_DO THIS_. Work out how many lines hold the string "text". Give that number and nothing more.

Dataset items
## start

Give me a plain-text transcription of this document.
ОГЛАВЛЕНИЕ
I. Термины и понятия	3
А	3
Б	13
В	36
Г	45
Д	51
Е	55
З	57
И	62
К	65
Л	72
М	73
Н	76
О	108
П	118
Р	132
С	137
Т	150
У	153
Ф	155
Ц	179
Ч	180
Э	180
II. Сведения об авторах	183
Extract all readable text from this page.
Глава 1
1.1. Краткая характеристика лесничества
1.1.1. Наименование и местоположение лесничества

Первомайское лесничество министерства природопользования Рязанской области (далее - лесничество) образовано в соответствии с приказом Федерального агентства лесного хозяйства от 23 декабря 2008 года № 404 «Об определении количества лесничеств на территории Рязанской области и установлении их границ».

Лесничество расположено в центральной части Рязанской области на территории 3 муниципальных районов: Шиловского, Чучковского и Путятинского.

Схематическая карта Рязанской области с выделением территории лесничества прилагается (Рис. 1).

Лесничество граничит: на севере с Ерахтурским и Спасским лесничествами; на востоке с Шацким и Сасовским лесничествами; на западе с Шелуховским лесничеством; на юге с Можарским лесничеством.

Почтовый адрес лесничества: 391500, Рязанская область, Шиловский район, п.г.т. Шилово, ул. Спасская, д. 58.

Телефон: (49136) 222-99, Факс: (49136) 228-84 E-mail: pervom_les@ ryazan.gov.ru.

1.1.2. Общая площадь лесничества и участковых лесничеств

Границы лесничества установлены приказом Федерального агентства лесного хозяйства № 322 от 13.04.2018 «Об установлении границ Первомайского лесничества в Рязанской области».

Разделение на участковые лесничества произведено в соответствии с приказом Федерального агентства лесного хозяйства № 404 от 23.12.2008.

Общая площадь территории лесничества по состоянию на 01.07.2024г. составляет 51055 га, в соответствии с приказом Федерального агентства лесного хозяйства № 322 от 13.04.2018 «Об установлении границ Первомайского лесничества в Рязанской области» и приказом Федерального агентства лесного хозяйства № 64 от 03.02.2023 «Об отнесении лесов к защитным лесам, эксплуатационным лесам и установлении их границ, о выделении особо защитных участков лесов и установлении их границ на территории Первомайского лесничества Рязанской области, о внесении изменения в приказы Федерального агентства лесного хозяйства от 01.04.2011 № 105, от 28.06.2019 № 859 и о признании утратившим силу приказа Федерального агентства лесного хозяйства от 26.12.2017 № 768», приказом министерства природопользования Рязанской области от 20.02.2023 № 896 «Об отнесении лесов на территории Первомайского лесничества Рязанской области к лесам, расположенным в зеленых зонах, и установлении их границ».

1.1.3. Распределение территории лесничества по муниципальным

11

## end

_RESULT_. 2